==== Data excerpts ====
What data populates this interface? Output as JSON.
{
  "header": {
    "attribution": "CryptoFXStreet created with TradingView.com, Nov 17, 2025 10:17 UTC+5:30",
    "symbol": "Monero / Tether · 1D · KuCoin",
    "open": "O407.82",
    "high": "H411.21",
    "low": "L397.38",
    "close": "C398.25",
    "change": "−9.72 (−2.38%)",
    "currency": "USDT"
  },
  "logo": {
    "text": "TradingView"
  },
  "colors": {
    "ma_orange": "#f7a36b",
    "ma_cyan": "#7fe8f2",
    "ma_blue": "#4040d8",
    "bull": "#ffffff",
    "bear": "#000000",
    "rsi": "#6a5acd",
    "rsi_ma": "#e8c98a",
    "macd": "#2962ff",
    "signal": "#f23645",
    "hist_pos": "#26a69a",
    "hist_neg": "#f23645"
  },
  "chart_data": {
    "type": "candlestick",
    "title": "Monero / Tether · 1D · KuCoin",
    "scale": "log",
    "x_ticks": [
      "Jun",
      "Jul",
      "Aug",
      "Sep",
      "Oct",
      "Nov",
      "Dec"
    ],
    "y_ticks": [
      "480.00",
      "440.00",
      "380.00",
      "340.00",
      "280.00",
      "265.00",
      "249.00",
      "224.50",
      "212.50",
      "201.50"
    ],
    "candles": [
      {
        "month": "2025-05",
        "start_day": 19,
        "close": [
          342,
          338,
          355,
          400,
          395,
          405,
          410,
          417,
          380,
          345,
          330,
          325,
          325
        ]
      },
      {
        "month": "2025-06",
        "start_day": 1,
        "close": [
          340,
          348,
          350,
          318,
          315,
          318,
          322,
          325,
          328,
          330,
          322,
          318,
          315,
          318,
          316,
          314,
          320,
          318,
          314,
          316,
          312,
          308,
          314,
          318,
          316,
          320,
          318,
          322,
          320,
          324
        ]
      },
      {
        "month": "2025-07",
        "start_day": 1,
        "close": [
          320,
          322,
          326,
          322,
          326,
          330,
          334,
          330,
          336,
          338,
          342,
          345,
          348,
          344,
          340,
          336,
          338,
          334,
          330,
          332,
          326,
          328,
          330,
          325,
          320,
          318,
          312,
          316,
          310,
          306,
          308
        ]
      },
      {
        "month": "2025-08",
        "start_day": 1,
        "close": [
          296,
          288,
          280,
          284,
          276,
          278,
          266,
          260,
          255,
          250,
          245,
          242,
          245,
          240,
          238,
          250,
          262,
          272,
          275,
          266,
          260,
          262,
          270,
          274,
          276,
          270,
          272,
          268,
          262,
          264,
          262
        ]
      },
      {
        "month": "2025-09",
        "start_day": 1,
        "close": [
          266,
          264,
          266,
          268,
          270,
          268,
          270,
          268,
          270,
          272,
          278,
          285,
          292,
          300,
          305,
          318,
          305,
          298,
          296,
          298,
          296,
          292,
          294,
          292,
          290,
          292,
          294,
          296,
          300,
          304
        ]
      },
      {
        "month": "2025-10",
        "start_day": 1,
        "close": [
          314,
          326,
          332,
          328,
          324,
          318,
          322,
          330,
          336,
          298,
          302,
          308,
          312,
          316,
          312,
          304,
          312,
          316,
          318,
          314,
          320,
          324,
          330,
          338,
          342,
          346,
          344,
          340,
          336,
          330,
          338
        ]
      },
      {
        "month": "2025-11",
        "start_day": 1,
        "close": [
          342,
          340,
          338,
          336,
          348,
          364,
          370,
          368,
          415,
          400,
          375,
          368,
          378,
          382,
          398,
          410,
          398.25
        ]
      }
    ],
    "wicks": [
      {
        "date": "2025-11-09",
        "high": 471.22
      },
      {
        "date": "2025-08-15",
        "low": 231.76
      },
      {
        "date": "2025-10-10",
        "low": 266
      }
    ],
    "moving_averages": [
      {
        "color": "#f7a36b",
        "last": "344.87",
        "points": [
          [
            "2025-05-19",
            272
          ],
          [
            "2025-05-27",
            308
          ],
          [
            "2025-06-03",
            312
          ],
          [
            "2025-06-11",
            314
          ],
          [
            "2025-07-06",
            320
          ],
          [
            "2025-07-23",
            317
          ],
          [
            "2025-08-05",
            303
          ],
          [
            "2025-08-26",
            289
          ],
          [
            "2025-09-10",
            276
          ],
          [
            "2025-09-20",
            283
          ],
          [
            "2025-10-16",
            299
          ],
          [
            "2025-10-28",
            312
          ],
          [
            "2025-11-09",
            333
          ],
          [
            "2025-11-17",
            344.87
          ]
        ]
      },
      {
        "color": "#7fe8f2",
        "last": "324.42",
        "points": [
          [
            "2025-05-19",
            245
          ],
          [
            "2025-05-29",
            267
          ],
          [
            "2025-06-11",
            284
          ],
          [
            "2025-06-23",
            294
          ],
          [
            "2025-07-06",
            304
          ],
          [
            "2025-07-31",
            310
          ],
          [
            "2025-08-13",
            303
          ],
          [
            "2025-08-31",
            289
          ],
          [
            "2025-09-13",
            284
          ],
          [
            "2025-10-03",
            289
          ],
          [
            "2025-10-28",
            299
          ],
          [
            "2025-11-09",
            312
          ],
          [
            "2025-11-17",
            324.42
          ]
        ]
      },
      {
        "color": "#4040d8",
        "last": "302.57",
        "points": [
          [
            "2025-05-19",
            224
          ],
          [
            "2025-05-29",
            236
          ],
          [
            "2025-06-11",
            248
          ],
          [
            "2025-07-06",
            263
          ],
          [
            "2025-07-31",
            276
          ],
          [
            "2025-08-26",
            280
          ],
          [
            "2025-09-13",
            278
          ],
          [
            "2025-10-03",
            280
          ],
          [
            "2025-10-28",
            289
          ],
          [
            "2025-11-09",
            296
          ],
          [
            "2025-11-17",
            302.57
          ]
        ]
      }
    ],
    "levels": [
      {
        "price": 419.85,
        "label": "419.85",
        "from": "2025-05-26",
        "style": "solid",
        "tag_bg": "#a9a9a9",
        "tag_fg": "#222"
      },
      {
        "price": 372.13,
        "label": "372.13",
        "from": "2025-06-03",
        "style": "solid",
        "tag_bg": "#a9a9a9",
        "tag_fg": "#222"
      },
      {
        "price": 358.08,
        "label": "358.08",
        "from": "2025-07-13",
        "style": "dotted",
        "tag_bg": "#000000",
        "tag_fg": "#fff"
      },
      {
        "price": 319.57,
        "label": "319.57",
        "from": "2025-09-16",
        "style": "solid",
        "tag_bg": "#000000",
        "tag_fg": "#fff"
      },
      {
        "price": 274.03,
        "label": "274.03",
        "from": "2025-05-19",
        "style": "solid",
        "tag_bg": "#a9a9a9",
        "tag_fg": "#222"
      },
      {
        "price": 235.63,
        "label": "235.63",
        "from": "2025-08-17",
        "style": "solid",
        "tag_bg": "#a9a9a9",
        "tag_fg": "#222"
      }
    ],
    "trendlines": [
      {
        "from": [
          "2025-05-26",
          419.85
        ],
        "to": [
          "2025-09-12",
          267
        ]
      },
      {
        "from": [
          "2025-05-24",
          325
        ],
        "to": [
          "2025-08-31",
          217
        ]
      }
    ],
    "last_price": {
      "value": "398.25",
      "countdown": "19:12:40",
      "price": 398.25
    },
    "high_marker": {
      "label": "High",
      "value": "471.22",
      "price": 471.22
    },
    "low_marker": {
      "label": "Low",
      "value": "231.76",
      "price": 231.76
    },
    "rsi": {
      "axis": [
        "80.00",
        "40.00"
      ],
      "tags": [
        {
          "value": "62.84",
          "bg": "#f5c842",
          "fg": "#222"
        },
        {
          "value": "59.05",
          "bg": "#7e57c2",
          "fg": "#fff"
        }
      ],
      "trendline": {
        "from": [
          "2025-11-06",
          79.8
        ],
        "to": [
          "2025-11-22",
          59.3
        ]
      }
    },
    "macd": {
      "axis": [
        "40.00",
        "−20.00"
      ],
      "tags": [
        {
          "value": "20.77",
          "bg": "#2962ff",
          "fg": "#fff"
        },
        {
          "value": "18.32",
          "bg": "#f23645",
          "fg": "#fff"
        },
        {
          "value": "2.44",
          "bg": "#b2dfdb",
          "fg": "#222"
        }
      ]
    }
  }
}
====
--- What is asked ---
Provide only the number of lines in the entries that hold the word "Monero".

--- Result for this exercise ---
2